--- START RECORDS TO USE ---
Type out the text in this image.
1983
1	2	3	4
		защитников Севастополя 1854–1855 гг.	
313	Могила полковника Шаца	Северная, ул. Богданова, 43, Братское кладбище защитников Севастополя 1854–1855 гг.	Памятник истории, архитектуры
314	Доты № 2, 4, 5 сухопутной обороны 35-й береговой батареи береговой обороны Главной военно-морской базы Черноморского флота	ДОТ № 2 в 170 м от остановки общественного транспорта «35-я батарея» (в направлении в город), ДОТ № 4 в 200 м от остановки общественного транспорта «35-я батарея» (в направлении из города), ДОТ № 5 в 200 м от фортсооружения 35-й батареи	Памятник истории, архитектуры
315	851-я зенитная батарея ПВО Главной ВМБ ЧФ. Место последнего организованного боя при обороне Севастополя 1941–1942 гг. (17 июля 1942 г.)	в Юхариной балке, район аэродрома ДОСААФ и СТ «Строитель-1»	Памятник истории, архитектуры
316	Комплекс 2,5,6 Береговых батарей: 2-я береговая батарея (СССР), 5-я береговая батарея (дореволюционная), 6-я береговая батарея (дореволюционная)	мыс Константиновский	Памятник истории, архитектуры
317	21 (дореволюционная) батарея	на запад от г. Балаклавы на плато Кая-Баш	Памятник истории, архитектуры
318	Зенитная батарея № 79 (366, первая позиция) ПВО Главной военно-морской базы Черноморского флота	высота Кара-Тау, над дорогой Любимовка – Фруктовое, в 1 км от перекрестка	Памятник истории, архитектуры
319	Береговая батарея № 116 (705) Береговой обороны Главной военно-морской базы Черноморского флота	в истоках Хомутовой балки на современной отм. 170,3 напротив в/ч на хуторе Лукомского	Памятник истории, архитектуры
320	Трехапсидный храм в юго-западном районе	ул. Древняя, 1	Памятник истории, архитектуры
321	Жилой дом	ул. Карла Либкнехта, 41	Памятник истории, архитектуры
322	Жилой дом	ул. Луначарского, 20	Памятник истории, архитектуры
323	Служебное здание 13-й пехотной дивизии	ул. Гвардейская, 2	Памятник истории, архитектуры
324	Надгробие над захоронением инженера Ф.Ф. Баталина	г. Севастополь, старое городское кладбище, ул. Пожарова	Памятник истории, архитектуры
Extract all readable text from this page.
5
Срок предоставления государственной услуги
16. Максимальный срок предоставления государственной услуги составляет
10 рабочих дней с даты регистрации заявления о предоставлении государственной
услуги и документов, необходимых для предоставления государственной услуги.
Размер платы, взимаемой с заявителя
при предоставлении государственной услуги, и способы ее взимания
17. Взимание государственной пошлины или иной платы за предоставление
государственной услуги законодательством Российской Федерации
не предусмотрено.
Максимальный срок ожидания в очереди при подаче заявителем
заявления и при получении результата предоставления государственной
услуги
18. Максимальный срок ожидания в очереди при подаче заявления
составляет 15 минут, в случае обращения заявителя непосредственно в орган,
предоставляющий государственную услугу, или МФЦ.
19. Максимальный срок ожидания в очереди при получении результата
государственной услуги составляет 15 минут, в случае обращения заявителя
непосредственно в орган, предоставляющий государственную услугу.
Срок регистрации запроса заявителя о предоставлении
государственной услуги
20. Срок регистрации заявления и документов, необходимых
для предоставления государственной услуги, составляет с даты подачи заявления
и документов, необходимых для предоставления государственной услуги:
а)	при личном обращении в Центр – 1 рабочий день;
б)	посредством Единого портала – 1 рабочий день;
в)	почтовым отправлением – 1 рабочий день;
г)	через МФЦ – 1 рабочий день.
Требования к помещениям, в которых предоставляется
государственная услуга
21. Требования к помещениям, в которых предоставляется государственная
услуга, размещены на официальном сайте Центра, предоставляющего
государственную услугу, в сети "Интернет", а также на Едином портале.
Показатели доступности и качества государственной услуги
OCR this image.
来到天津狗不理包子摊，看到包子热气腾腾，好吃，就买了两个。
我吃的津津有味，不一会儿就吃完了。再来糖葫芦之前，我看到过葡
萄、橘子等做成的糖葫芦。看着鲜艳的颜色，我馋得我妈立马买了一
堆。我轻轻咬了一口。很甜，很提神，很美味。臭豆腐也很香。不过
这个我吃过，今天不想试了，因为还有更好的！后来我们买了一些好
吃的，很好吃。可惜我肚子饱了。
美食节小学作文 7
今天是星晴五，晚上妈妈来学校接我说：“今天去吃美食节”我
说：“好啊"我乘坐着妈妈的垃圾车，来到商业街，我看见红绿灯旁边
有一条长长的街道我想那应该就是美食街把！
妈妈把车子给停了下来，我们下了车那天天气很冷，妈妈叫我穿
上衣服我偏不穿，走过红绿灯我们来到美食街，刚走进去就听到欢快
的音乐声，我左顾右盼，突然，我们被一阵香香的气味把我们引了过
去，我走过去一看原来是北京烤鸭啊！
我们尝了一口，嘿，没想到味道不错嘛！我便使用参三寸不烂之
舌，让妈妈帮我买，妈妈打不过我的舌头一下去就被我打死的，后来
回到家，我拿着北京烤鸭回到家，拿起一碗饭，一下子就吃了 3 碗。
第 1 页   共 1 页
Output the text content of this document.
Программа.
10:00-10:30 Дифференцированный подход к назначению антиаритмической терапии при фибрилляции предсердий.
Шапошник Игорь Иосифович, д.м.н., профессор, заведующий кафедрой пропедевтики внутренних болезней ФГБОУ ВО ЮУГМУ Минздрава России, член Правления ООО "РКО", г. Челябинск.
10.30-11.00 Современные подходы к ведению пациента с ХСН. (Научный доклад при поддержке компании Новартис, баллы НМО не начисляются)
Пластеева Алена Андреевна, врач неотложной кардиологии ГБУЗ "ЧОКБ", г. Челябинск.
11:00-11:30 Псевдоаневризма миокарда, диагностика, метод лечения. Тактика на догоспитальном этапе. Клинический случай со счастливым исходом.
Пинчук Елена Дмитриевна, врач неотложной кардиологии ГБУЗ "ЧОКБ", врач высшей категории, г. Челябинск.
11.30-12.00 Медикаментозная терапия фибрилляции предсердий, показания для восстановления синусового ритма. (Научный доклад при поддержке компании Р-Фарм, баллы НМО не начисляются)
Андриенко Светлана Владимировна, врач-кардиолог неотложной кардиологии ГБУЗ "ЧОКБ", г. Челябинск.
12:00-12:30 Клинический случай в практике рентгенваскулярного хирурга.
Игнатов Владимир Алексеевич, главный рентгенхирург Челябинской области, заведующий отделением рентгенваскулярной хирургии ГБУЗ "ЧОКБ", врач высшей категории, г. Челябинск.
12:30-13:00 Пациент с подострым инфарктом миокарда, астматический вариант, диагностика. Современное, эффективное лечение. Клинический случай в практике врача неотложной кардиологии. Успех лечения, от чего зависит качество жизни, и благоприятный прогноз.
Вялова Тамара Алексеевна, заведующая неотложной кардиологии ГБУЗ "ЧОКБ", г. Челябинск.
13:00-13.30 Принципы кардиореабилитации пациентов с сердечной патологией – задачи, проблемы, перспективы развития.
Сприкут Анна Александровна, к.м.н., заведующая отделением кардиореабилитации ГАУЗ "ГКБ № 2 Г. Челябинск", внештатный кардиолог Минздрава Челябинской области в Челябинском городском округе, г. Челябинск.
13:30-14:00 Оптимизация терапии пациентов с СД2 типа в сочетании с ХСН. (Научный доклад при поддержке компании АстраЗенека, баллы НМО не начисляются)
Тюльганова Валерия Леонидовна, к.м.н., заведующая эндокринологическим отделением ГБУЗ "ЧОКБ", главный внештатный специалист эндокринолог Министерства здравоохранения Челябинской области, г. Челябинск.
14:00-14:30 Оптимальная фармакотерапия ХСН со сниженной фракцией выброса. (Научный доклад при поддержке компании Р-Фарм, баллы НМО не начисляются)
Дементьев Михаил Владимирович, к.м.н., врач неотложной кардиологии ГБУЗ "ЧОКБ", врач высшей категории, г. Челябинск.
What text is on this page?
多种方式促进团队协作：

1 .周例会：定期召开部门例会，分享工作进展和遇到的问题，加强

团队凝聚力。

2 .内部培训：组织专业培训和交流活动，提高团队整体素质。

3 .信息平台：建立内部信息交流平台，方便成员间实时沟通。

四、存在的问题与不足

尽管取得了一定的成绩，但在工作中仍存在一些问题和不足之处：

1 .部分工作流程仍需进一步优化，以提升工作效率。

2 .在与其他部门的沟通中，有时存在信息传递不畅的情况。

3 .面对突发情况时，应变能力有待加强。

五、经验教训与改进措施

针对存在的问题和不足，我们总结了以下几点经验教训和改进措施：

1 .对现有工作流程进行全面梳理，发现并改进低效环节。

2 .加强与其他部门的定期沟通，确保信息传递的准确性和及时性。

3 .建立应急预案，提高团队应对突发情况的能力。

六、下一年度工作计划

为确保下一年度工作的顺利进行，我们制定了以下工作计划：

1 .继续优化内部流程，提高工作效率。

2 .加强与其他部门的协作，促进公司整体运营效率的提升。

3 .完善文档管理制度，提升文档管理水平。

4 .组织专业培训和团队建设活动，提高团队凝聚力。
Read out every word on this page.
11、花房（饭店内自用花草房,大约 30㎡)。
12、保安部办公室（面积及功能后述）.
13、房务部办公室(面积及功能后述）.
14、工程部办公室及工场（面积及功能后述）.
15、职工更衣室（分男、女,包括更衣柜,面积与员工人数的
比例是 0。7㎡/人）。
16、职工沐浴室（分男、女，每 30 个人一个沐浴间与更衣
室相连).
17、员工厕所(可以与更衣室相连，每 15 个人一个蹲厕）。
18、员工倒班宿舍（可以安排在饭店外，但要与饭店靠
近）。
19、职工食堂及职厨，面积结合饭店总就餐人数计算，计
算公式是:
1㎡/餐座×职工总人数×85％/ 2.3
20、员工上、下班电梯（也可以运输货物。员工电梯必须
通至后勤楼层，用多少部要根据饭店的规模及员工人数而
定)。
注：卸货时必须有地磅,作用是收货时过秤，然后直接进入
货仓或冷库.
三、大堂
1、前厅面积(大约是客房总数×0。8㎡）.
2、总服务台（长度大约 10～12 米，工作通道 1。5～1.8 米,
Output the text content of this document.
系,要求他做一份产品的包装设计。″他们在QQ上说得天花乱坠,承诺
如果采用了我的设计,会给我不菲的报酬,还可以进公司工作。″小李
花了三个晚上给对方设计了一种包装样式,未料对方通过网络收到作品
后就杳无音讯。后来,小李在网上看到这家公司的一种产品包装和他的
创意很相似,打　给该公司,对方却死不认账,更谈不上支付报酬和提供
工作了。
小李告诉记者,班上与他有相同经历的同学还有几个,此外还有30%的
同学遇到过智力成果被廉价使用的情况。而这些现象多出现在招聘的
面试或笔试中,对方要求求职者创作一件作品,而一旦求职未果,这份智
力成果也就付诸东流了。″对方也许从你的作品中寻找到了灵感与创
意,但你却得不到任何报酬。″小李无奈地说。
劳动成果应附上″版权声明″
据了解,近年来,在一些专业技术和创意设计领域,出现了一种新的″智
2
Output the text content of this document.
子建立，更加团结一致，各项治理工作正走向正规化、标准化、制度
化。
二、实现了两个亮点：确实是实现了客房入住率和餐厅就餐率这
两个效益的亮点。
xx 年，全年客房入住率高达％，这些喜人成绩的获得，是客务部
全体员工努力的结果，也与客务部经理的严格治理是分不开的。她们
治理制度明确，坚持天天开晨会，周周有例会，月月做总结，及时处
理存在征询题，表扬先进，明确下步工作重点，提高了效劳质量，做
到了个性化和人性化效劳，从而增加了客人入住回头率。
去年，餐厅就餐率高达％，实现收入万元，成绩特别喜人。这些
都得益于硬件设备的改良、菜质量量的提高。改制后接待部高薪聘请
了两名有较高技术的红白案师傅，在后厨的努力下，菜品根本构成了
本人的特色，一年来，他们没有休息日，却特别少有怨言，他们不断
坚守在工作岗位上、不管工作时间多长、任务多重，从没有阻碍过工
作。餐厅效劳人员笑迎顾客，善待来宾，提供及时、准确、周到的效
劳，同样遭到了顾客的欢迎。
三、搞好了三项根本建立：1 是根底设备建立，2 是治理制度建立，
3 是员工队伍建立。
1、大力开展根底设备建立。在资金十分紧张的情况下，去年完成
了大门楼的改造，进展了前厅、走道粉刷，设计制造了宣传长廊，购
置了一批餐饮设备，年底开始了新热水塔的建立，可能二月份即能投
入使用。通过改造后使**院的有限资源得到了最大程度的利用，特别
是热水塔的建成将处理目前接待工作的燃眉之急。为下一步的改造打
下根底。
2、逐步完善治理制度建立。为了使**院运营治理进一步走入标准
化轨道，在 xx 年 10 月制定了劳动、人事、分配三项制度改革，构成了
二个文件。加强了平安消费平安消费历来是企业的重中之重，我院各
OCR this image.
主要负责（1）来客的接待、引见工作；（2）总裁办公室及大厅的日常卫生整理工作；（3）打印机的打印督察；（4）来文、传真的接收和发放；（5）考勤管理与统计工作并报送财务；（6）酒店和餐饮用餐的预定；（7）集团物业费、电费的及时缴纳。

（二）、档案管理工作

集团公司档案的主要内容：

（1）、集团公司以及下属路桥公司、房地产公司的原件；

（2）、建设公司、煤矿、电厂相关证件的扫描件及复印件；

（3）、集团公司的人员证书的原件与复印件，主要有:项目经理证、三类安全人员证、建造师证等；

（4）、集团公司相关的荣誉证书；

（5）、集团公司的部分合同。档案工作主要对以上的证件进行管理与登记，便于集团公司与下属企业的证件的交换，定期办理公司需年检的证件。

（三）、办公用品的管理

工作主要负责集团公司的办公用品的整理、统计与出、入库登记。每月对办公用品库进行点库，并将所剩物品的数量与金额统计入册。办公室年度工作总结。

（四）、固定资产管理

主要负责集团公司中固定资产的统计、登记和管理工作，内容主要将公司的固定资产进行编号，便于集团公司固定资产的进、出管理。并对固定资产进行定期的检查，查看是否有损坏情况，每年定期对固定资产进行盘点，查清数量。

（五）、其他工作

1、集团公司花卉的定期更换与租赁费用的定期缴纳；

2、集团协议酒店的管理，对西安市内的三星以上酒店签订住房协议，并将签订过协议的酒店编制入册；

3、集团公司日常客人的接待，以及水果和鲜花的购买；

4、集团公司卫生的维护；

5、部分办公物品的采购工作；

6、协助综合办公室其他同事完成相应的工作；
--- END RECORDS TO USE ---
• _WRITTEN TASK_:
Of the lines above, how many hold the word "непосредственно"? Say the number alone.

• _FULL OUTPUT_:
2